▶ [The exercise] Retype the records that come next, word for word.

◆ ◆ ◆ ◆ ◆

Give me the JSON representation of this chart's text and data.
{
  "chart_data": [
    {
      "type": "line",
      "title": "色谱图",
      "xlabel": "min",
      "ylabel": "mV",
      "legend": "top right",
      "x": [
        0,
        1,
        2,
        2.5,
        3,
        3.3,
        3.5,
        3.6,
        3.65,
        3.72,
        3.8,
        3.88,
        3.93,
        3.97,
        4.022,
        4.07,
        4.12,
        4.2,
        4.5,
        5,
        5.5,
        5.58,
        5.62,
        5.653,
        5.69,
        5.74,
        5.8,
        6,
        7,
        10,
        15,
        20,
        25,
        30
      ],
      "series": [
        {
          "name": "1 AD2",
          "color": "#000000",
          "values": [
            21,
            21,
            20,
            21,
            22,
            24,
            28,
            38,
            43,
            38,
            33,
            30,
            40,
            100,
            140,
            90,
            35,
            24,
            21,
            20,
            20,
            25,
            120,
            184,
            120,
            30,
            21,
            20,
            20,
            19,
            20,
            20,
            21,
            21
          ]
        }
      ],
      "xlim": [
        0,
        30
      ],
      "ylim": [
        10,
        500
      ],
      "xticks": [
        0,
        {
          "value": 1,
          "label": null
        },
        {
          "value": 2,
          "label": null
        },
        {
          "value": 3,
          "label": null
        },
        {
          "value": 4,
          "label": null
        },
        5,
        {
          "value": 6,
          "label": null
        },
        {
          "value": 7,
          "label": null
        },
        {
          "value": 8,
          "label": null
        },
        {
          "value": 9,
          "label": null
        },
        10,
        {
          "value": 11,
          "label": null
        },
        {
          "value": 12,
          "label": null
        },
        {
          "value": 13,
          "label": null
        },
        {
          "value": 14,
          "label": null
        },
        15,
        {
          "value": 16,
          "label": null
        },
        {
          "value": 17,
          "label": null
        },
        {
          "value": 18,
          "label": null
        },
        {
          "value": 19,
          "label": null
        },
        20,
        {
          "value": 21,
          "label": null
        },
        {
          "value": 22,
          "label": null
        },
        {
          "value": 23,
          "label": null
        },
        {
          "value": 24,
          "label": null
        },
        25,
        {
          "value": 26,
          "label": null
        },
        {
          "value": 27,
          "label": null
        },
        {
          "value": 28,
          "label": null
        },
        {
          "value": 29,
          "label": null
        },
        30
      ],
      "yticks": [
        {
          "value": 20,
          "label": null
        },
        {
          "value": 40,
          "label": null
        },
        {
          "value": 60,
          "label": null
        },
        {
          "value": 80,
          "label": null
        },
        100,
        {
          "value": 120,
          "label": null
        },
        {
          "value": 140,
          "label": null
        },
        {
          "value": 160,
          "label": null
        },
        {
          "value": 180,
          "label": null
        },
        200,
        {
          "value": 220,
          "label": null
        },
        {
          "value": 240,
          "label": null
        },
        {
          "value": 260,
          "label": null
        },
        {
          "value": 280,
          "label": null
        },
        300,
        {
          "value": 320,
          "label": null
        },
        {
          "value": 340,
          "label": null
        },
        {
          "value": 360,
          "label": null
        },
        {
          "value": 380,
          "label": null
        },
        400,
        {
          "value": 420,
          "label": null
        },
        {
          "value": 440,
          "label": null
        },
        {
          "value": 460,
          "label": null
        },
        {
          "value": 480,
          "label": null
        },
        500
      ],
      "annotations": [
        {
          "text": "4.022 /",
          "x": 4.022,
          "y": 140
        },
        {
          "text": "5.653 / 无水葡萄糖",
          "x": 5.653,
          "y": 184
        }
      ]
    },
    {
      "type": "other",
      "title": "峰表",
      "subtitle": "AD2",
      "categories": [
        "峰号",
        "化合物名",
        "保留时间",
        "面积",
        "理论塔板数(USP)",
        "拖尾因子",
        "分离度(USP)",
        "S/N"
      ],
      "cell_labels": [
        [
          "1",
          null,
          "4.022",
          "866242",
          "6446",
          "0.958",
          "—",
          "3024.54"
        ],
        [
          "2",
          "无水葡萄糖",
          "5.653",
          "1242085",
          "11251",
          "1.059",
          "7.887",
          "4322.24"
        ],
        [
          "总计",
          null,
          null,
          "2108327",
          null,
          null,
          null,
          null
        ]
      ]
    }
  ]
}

◆ ◆ ◆ ◆ ◆

▶ [Task output]
Give me the JSON representation of this chart's text and data.
{
  "chart_data": [
    {
      "type": "line",
      "title": "色谱图",
      "xlabel": "min",
      "ylabel": "mV",
      "legend": "top right",
      "x": [
        0,
        1,
        2,
        2.5,
        3,
        3.3,
        3.5,
        3.6,
        3.65,
        3.72,
        3.8,
        3.88,
        3.93,
        3.97,
        4.022,
        4.07,
        4.12,
        4.2,
        4.5,
        5,
        5.5,
        5.58,
        5.62,
        5.653,
        5.69,
        5.74,
        5.8,
        6,
        7,
        10,
        15,
        20,
        25,
        30
      ],
      "series": [
        {
          "name": "1 AD2",
          "color": "#000000",
          "values": [
            21,
            21,
            20,
            21,
            22,
            24,
            28,
            38,
            43,
            38,
            33,
            30,
            40,
            100,
            140,
            90,
            35,
            24,
            21,
            20,
            20,
            25,
            120,
            184,
            120,
            30,
            21,
            20,
            20,
            19,
            20,
            20,
            21,
            21
          ]
        }
      ],
      "xlim": [
        0,
        30
      ],
      "ylim": [
        10,
        500
      ],
      "xticks": [
        0,
        {
          "value": 1,
          "label": null
        },
        {
          "value": 2,
          "label": null
        },
        {
          "value": 3,
          "label": null
        },
        {
          "value": 4,
          "label": null
        },
        5,
        {
          "value": 6,
          "label": null
        },
        {
          "value": 7,
          "label": null
        },
        {
          "value": 8,
          "label": null
        },
        {
          "value": 9,
          "label": null
        },
        10,
        {
          "value": 11,
          "label": null
        },
        {
          "value": 12,
          "label": null
        },
        {
          "value": 13,
          "label": null
        },
        {
          "value": 14,
          "label": null
        },
        15,
        {
          "value": 16,
          "label": null
        },
        {
          "value": 17,
          "label": null
        },
        {
          "value": 18,
          "label": null
        },
        {
          "value": 19,
          "label": null
        },
        20,
        {
          "value": 21,
          "label": null
        },
        {
          "value": 22,
          "label": null
        },
        {
          "value": 23,
          "label": null
        },
        {
          "value": 24,
          "label": null
        },
        25,
        {
          "value": 26,
          "label": null
        },
        {
          "value": 27,
          "label": null
        },
        {
          "value": 28,
          "label": null
        },
        {
          "value": 29,
          "label": null
        },
        30
      ],
      "yticks": [
        {
          "value": 20,
          "label": null
        },
        {
          "value": 40,
          "label": null
        },
        {
          "value": 60,
          "label": null
        },
        {
          "value": 80,
          "label": null
        },
        100,
        {
          "value": 120,
          "label": null
        },
        {
          "value": 140,
          "label": null
        },
        {
          "value": 160,
          "label": null
        },
        {
          "value": 180,
          "label": null
        },
        200,
        {
          "value": 220,
          "label": null
        },
        {
          "value": 240,
          "label": null
        },
        {
          "value": 260,
          "label": null
        },
        {
          "value": 280,
          "label": null
        },
        300,
        {
          "value": 320,
          "label": null
        },
        {
          "value": 340,
          "label": null
        },
        {
          "value": 360,
          "label": null
        },
        {
          "value": 380,
          "label": null
        },
        400,
        {
          "value": 420,
          "label": null
        },
        {
          "value": 440,
          "label": null
        },
        {
          "value": 460,
          "label": null
        },
        {
          "value": 480,
          "label": null
        },
        500
      ],
      "annotations": [
        {
          "text": "4.022 /",
          "x": 4.022,
          "y": 140
        },
        {
          "text": "5.653 / 无水葡萄糖",
          "x": 5.653,
          "y": 184
        }
      ]
    },
    {
      "type": "other",
      "title": "峰表",
      "subtitle": "AD2",
      "categories": [
        "峰号",
        "化合物名",
        "保留时间",
        "面积",
        "理论塔板数(USP)",
        "拖尾因子",
        "分离度(USP)",
        "S/N"
      ],
      "cell_labels": [
        [
          "1",
          null,
          "4.022",
          "866242",
          "6446",
          "0.958",
          "—",
          "3024.54"
        ],
        [
          "2",
          "无水葡萄糖",
          "5.653",
          "1242085",
          "11251",
          "1.059",
          "7.887",
          "4322.24"
        ],
        [
          "总计",
          null,
          null,
          "2108327",
          null,
          null,
          null,
          null
        ]
      ]
    }
  ]
}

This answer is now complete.